SUPPLIED DATA
"""

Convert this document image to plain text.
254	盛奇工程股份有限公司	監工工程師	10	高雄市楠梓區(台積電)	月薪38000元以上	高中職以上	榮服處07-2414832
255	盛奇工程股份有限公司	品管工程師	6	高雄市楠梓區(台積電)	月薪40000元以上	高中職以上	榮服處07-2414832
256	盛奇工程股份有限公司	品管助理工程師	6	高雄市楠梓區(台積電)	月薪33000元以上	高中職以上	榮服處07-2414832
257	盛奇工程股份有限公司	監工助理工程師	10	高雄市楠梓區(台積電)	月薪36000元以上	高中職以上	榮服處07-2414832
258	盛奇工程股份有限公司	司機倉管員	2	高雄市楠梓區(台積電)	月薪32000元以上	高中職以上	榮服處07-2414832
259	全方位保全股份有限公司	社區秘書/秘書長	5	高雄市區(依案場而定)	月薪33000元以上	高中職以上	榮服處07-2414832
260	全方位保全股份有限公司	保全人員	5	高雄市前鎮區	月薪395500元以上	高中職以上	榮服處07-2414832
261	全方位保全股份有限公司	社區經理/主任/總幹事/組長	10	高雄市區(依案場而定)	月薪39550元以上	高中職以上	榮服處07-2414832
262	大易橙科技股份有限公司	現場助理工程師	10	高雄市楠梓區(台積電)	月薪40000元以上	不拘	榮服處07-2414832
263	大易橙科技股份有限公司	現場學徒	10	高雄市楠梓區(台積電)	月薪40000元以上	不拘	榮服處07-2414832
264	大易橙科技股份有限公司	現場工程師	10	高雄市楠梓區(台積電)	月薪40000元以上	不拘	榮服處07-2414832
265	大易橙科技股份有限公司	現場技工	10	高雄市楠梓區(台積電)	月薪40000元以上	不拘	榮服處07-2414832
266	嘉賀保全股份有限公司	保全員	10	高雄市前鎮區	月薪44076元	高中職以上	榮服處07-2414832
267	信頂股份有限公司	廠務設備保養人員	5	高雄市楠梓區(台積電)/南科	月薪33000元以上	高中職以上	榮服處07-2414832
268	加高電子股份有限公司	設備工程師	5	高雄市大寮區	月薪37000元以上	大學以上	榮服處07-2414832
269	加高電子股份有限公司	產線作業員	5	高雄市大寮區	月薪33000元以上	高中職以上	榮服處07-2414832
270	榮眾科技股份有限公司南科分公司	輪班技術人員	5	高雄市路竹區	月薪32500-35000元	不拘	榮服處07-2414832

"""

BRIEF
Take the listing above and write it out again exactly.

EXERCISE OUTPUT
Convert this document image to plain text.
254	盛奇工程股份有限公司	監工工程師	10	高雄市楠梓區(台積電)	月薪38000元以上	高中職以上	榮服處07-2414832
255	盛奇工程股份有限公司	品管工程師	6	高雄市楠梓區(台積電)	月薪40000元以上	高中職以上	榮服處07-2414832
256	盛奇工程股份有限公司	品管助理工程師	6	高雄市楠梓區(台積電)	月薪33000元以上	高中職以上	榮服處07-2414832
257	盛奇工程股份有限公司	監工助理工程師	10	高雄市楠梓區(台積電)	月薪36000元以上	高中職以上	榮服處07-2414832
258	盛奇工程股份有限公司	司機倉管員	2	高雄市楠梓區(台積電)	月薪32000元以上	高中職以上	榮服處07-2414832
259	全方位保全股份有限公司	社區秘書/秘書長	5	高雄市區(依案場而定)	月薪33000元以上	高中職以上	榮服處07-2414832
260	全方位保全股份有限公司	保全人員	5	高雄市前鎮區	月薪395500元以上	高中職以上	榮服處07-2414832
261	全方位保全股份有限公司	社區經理/主任/總幹事/組長	10	高雄市區(依案場而定)	月薪39550元以上	高中職以上	榮服處07-2414832
262	大易橙科技股份有限公司	現場助理工程師	10	高雄市楠梓區(台積電)	月薪40000元以上	不拘	榮服處07-2414832
263	大易橙科技股份有限公司	現場學徒	10	高雄市楠梓區(台積電)	月薪40000元以上	不拘	榮服處07-2414832
264	大易橙科技股份有限公司	現場工程師	10	高雄市楠梓區(台積電)	月薪40000元以上	不拘	榮服處07-2414832
265	大易橙科技股份有限公司	現場技工	10	高雄市楠梓區(台積電)	月薪40000元以上	不拘	榮服處07-2414832
266	嘉賀保全股份有限公司	保全員	10	高雄市前鎮區	月薪44076元	高中職以上	榮服處07-2414832
267	信頂股份有限公司	廠務設備保養人員	5	高雄市楠梓區(台積電)/南科	月薪33000元以上	高中職以上	榮服處07-2414832
268	加高電子股份有限公司	設備工程師	5	高雄市大寮區	月薪37000元以上	大學以上	榮服處07-2414832
269	加高電子股份有限公司	產線作業員	5	高雄市大寮區	月薪33000元以上	高中職以上	榮服處07-2414832
270	榮眾科技股份有限公司南科分公司	輪班技術人員	5	高雄市路竹區	月薪32500-35000元	不拘	榮服處07-2414832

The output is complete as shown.